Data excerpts

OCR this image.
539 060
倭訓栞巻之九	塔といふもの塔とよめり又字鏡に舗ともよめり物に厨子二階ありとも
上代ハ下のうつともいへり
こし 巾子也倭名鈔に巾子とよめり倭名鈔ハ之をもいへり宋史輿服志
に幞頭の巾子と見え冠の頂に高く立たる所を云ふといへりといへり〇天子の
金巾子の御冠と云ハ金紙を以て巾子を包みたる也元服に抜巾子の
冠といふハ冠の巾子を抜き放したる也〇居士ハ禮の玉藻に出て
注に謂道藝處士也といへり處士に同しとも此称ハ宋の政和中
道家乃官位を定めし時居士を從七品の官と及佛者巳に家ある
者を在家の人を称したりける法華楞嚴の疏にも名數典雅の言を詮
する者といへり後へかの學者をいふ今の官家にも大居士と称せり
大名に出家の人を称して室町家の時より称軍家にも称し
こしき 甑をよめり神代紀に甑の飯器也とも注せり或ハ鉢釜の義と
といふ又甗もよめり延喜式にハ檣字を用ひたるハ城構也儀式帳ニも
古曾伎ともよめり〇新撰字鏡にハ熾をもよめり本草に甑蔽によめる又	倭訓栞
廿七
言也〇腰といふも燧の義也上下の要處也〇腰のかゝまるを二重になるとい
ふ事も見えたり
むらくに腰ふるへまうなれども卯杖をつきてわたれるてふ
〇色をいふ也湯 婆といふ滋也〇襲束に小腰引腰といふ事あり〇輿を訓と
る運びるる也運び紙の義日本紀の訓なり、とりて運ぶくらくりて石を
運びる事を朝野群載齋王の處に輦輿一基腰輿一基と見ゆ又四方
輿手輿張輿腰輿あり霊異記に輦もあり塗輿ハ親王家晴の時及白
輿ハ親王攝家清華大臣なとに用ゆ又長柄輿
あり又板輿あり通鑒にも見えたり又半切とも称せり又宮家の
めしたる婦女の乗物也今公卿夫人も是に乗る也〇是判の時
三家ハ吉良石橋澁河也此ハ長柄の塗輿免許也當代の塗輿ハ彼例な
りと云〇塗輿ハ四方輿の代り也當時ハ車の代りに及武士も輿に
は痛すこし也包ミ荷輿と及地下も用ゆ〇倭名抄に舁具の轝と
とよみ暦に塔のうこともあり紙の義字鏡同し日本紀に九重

§ STATED PROBLEM
Would you reproduce the material above in full, exactly as given?

§ SOLUTION TO THE PROBLEM
OCR this image.
539 060
倭訓栞巻之九	塔といふもの塔とよめり又字鏡に舗ともよめり物に厨子二階ありとも
上代ハ下のうつともいへり
こし 巾子也倭名鈔に巾子とよめり倭名鈔ハ之をもいへり宋史輿服志
に幞頭の巾子と見え冠の頂に高く立たる所を云ふといへりといへり〇天子の
金巾子の御冠と云ハ金紙を以て巾子を包みたる也元服に抜巾子の
冠といふハ冠の巾子を抜き放したる也〇居士ハ禮の玉藻に出て
注に謂道藝處士也といへり處士に同しとも此称ハ宋の政和中
道家乃官位を定めし時居士を從七品の官と及佛者巳に家ある
者を在家の人を称したりける法華楞嚴の疏にも名數典雅の言を詮
する者といへり後へかの學者をいふ今の官家にも大居士と称せり
大名に出家の人を称して室町家の時より称軍家にも称し
こしき 甑をよめり神代紀に甑の飯器也とも注せり或ハ鉢釜の義と
といふ又甗もよめり延喜式にハ檣字を用ひたるハ城構也儀式帳ニも
古曾伎ともよめり〇新撰字鏡にハ熾をもよめり本草に甑蔽によめる又	倭訓栞
廿七
言也〇腰といふも燧の義也上下の要處也〇腰のかゝまるを二重になるとい
ふ事も見えたり
むらくに腰ふるへまうなれども卯杖をつきてわたれるてふ
〇色をいふ也湯 婆といふ滋也〇襲束に小腰引腰といふ事あり〇輿を訓と
る運びるる也運び紙の義日本紀の訓なり、とりて運ぶくらくりて石を
運びる事を朝野群載齋王の處に輦輿一基腰輿一基と見ゆ又四方
輿手輿張輿腰輿あり霊異記に輦もあり塗輿ハ親王家晴の時及白
輿ハ親王攝家清華大臣なとに用ゆ又長柄輿
あり又板輿あり通鑒にも見えたり又半切とも称せり又宮家の
めしたる婦女の乗物也今公卿夫人も是に乗る也〇是判の時
三家ハ吉良石橋澁河也此ハ長柄の塗輿免許也當代の塗輿ハ彼例な
りと云〇塗輿ハ四方輿の代り也當時ハ車の代りに及武士も輿に
は痛すこし也包ミ荷輿と及地下も用ゆ〇倭名抄に舁具の轝と
とよみ暦に塔のうこともあり紙の義字鏡同し日本紀に九重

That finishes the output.